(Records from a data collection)
---

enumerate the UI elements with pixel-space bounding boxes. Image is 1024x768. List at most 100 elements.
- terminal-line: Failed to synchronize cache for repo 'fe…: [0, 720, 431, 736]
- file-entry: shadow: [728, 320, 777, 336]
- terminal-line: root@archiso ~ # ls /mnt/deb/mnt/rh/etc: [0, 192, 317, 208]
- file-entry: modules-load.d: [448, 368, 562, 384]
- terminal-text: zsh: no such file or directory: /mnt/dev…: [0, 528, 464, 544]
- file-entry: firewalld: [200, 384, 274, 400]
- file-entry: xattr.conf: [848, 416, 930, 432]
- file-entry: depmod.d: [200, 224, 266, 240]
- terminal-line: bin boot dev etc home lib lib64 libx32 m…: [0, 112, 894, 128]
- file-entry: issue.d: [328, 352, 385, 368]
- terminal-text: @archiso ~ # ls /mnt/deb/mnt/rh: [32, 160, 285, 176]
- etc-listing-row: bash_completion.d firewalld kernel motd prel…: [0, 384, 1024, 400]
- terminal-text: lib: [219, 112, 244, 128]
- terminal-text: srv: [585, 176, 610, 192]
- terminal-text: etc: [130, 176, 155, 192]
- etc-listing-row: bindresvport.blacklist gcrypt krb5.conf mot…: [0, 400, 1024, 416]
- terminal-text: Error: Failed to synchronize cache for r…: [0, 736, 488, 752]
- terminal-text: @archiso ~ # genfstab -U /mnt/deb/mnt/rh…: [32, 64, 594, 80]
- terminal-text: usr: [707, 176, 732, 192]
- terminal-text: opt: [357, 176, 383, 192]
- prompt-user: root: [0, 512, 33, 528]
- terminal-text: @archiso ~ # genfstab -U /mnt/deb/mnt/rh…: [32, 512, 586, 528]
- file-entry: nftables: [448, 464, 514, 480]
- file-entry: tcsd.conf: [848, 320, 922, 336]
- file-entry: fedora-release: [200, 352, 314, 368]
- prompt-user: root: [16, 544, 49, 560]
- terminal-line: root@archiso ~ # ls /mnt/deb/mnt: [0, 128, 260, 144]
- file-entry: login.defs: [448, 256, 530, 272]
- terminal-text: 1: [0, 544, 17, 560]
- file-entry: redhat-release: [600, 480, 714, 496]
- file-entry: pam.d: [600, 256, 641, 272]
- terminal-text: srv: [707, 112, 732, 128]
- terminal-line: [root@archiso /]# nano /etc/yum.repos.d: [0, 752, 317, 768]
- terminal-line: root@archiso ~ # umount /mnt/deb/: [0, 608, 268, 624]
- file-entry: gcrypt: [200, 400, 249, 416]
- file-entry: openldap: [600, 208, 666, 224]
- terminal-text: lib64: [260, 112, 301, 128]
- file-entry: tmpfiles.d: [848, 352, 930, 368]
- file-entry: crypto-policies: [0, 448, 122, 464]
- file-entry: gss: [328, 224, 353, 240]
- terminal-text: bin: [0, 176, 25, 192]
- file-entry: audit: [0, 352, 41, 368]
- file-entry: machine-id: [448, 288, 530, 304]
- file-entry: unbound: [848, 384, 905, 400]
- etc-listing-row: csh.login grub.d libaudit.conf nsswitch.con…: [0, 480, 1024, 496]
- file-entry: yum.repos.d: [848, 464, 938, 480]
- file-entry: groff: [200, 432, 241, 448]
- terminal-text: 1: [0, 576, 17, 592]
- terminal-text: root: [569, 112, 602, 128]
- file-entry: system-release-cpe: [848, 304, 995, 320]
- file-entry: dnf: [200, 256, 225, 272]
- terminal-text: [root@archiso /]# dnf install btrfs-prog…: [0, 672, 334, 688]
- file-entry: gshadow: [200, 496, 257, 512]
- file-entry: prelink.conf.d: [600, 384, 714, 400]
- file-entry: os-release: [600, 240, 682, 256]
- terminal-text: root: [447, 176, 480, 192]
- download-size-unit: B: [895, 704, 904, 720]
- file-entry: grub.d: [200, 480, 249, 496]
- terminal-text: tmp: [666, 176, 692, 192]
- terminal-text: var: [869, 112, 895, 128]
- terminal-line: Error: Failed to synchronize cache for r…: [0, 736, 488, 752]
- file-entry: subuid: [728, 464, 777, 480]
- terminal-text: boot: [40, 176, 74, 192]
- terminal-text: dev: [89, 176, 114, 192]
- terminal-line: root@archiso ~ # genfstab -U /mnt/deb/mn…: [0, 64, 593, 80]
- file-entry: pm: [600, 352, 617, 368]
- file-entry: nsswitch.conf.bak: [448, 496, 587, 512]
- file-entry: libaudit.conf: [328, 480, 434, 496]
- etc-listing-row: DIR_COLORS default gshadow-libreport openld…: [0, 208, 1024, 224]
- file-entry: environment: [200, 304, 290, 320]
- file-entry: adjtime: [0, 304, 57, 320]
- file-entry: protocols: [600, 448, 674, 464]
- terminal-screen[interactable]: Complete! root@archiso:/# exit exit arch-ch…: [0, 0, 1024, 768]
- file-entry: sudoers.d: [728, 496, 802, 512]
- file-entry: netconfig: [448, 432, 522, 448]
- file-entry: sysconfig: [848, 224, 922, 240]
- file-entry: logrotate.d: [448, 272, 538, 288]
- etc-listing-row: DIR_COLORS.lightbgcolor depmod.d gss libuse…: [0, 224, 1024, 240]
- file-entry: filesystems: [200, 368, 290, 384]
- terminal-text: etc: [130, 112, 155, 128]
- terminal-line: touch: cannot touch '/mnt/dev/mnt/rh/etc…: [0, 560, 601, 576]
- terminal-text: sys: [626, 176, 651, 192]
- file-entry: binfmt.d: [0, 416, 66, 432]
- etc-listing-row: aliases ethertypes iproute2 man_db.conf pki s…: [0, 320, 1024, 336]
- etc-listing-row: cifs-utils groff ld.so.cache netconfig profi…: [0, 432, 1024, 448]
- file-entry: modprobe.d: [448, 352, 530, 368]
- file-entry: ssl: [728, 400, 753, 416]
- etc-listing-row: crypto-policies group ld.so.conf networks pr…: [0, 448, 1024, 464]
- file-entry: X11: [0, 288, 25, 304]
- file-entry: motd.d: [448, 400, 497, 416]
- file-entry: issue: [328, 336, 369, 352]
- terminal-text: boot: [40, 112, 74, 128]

---

Challenge -
From the data above, select every line that contains the string "gshadow".

Output -
- file-entry: gshadow: [200, 496, 257, 512]
- etc-listing-row: DIR_COLORS default gshadow-libreport openld…: [0, 208, 1024, 224]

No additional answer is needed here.